PROBLEM REQUIREMENTS.
Repeat exactly the lines below, from the line containing "Output the text content of this document." through the last line, both included. Leave out any pictures.

================================

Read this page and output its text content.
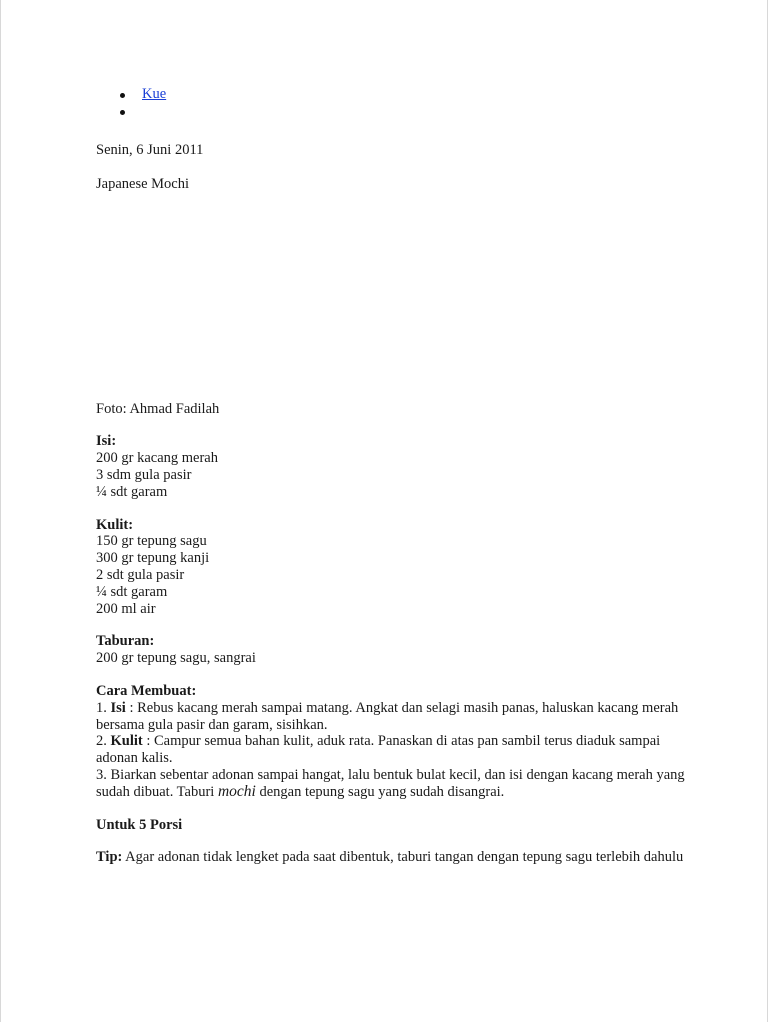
Kue

Senin, 6 Juni 2011

Japanese Mochi

Foto: Ahmad Fadilah

Isi:
200 gr kacang merah
3 sdm gula pasir
¼ sdt garam
Kulit:
150 gr tepung sagu
300 gr tepung kanji
2 sdt gula pasir
¼ sdt garam
200 ml air
Taburan:
200 gr tepung sagu, sangrai
Cara Membuat:
1. Isi : Rebus kacang merah sampai matang. Angkat dan selagi masih panas, haluskan kacang merah bersama gula pasir dan garam, sisihkan.
2. Kulit : Campur semua bahan kulit, aduk rata. Panaskan di atas pan sambil terus diaduk sampai adonan kalis.
3. Biarkan sebentar adonan sampai hangat, lalu bentuk bulat kecil, dan isi dengan kacang merah yang sudah dibuat. Taburi mochi dengan tepung sagu yang sudah disangrai.
Untuk 5 Porsi
Tip: Agar adonan tidak lengket pada saat dibentuk, taburi tangan dengan tepung sagu terlebih dahulu
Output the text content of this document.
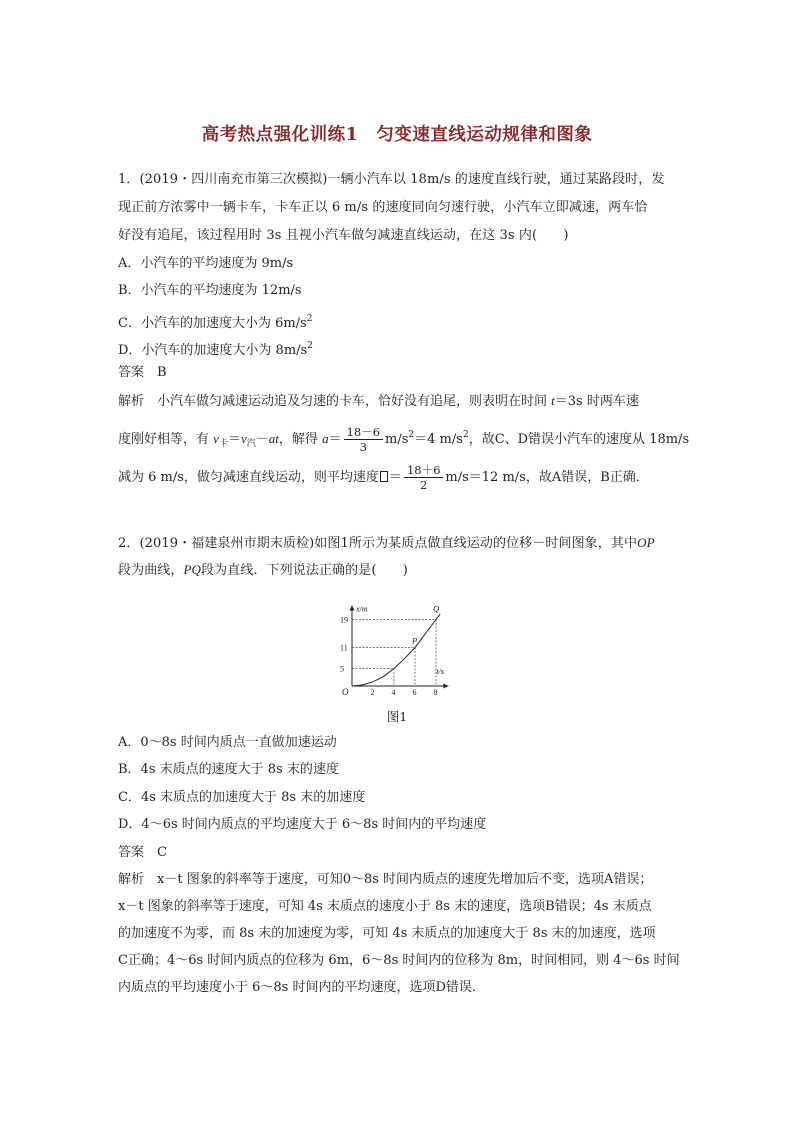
高考热点强化训练1　匀变速直线运动规律和图象
1．(2019・四川南充市第三次模拟)一辆小汽车以 18m/s 的速度直线行驶，通过某路段时，发
现正前方浓雾中一辆卡车，卡车正以 6 m/s 的速度同向匀速行驶，小汽车立即减速，两车恰
好没有追尾，该过程用时 3s 且视小汽车做匀减速直线运动，在这 3s 内(　　)
A．小汽车的平均速度为 9m/s
B．小汽车的平均速度为 12m/s
C．小汽车的加速度大小为 $6m/s^2$
D．小汽车的加速度大小为 $8m/s^2$
答案　B
解析　小汽车做匀减速运动追及匀速的卡车，恰好没有追尾，则表明在时间 t＝3s 时两车速
度刚好相等，有 $v_卡=v_汽-at$，解得 $a= \frac{18-6}{3} m/s^2=4$ $m/s^2$，故C、D错误小汽车的速度从 18m/s
减为 6 m/s，做匀减速直线运动，则平均速度 ＝ $\frac{18+6}{2} m/s=12$ m/s，故A错误，B正确．
2．(2019・福建泉州市期末质检)如图1所示为某质点做直线运动的位移－时间图象，其中OP
段为曲线，PQ段为直线．下列说法正确的是(　　)
x/m
t/s
O	2 4 6 8
5
11
19
P
Q
图1
A．0～8s 时间内质点一直做加速运动
B．4s 末质点的速度大于 8s 末的速度
C．4s 末质点的加速度大于 8s 末的加速度
D．4～6s 时间内质点的平均速度大于 6～8s 时间内的平均速度
答案　C
解析　x－t 图象的斜率等于速度，可知0～8s 时间内质点的速度先增加后不变，选项A错误；
x－t 图象的斜率等于速度，可知 4s 末质点的速度小于 8s 末的速度，选项B错误；4s 末质点
的加速度不为零，而 8s 末的加速度为零，可知 4s 末质点的加速度大于 8s 末的加速度，选项
C正确；4～6s 时间内质点的位移为 6m，6～8s 时间内的位移为 8m，时间相同，则 4～6s 时间
内质点的平均速度小于 6～8s 时间内的平均速度，选项D错误．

================================

SOLUTION.
Output the text content of this document.
高考热点强化训练1　匀变速直线运动规律和图象
1．(2019・四川南充市第三次模拟)一辆小汽车以 18m/s 的速度直线行驶，通过某路段时，发
现正前方浓雾中一辆卡车，卡车正以 6 m/s 的速度同向匀速行驶，小汽车立即减速，两车恰
好没有追尾，该过程用时 3s 且视小汽车做匀减速直线运动，在这 3s 内(　　)
A．小汽车的平均速度为 9m/s
B．小汽车的平均速度为 12m/s
C．小汽车的加速度大小为 $6m/s^2$
D．小汽车的加速度大小为 $8m/s^2$
答案　B
解析　小汽车做匀减速运动追及匀速的卡车，恰好没有追尾，则表明在时间 t＝3s 时两车速
度刚好相等，有 $v_卡=v_汽-at$，解得 $a= \frac{18-6}{3} m/s^2=4$ $m/s^2$，故C、D错误小汽车的速度从 18m/s
减为 6 m/s，做匀减速直线运动，则平均速度 ＝ $\frac{18+6}{2} m/s=12$ m/s，故A错误，B正确．
2．(2019・福建泉州市期末质检)如图1所示为某质点做直线运动的位移－时间图象，其中OP
段为曲线，PQ段为直线．下列说法正确的是(　　)
x/m
t/s
O	2 4 6 8
5
11
19
P
Q
图1
A．0～8s 时间内质点一直做加速运动
B．4s 末质点的速度大于 8s 末的速度
C．4s 末质点的加速度大于 8s 末的加速度
D．4～6s 时间内质点的平均速度大于 6～8s 时间内的平均速度
答案　C
解析　x－t 图象的斜率等于速度，可知0～8s 时间内质点的速度先增加后不变，选项A错误；
x－t 图象的斜率等于速度，可知 4s 末质点的速度小于 8s 末的速度，选项B错误；4s 末质点
的加速度不为零，而 8s 末的加速度为零，可知 4s 末质点的加速度大于 8s 末的加速度，选项
C正确；4～6s 时间内质点的位移为 6m，6～8s 时间内的位移为 8m，时间相同，则 4～6s 时间
内质点的平均速度小于 6～8s 时间内的平均速度，选项D错误．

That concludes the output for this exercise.